» **EXERCISE GOAL**: Leave out the pictures and copy every record exactly.

(Data items)
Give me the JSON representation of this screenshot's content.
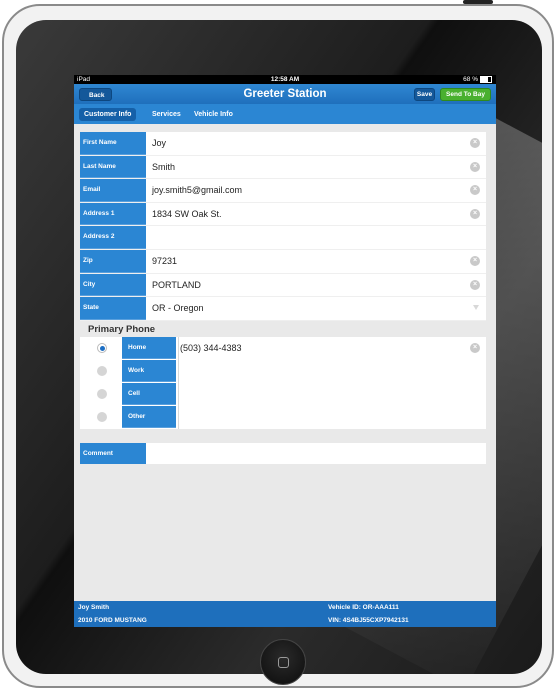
{
  "status_bar": {
    "carrier": "iPad",
    "time": "12:58 AM",
    "battery": "68 %"
  },
  "nav": {
    "back_label": "Back",
    "title": "Greeter Station",
    "save_label": "Save",
    "send_to_bay_label": "Send To Bay"
  },
  "tabs": [
    {
      "label": "Customer Info",
      "active": true
    },
    {
      "label": "Services",
      "active": false
    },
    {
      "label": "Vehicle Info",
      "active": false
    }
  ],
  "customer_fields": [
    {
      "label": "First Name",
      "value": "Joy"
    },
    {
      "label": "Last Name",
      "value": "Smith"
    },
    {
      "label": "Email",
      "value": "joy.smith5@gmail.com"
    },
    {
      "label": "Address 1",
      "value": "1834 SW Oak St."
    },
    {
      "label": "Address 2",
      "value": ""
    },
    {
      "label": "Zip",
      "value": "97231"
    },
    {
      "label": "City",
      "value": "PORTLAND"
    },
    {
      "label": "State",
      "value": "OR - Oregon"
    }
  ],
  "primary_phone": {
    "title": "Primary Phone",
    "options": [
      {
        "label": "Home",
        "value": "(503) 344-4383",
        "selected": true
      },
      {
        "label": "Work",
        "value": "",
        "selected": false
      },
      {
        "label": "Cell",
        "value": "",
        "selected": false
      },
      {
        "label": "Other",
        "value": "",
        "selected": false
      }
    ]
  },
  "comment": {
    "label": "Comment",
    "value": ""
  },
  "footer": {
    "customer_name": "Joy Smith",
    "vehicle": "2010 FORD MUSTANG",
    "vehicle_id": "Vehicle ID: OR-AAA111",
    "vin": "VIN: 4S4BJ55CXP7942131"
  },
  "colors": {
    "primary_blue": "#2b86d3",
    "dark_blue": "#1560a8",
    "green": "#49b02f"
  }
}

» **WRITTEN SOLUTION**:
Give me the JSON representation of this screenshot's content.
{
  "status_bar": {
    "carrier": "iPad",
    "time": "12:58 AM",
    "battery": "68 %"
  },
  "nav": {
    "back_label": "Back",
    "title": "Greeter Station",
    "save_label": "Save",
    "send_to_bay_label": "Send To Bay"
  },
  "tabs": [
    {
      "label": "Customer Info",
      "active": true
    },
    {
      "label": "Services",
      "active": false
    },
    {
      "label": "Vehicle Info",
      "active": false
    }
  ],
  "customer_fields": [
    {
      "label": "First Name",
      "value": "Joy"
    },
    {
      "label": "Last Name",
      "value": "Smith"
    },
    {
      "label": "Email",
      "value": "joy.smith5@gmail.com"
    },
    {
      "label": "Address 1",
      "value": "1834 SW Oak St."
    },
    {
      "label": "Address 2",
      "value": ""
    },
    {
      "label": "Zip",
      "value": "97231"
    },
    {
      "label": "City",
      "value": "PORTLAND"
    },
    {
      "label": "State",
      "value": "OR - Oregon"
    }
  ],
  "primary_phone": {
    "title": "Primary Phone",
    "options": [
      {
        "label": "Home",
        "value": "(503) 344-4383",
        "selected": true
      },
      {
        "label": "Work",
        "value": "",
        "selected": false
      },
      {
        "label": "Cell",
        "value": "",
        "selected": false
      },
      {
        "label": "Other",
        "value": "",
        "selected": false
      }
    ]
  },
  "comment": {
    "label": "Comment",
    "value": ""
  },
  "footer": {
    "customer_name": "Joy Smith",
    "vehicle": "2010 FORD MUSTANG",
    "vehicle_id": "Vehicle ID: OR-AAA111",
    "vin": "VIN: 4S4BJ55CXP7942131"
  },
  "colors": {
    "primary_blue": "#2b86d3",
    "dark_blue": "#1560a8",
    "green": "#49b02f"
  }
}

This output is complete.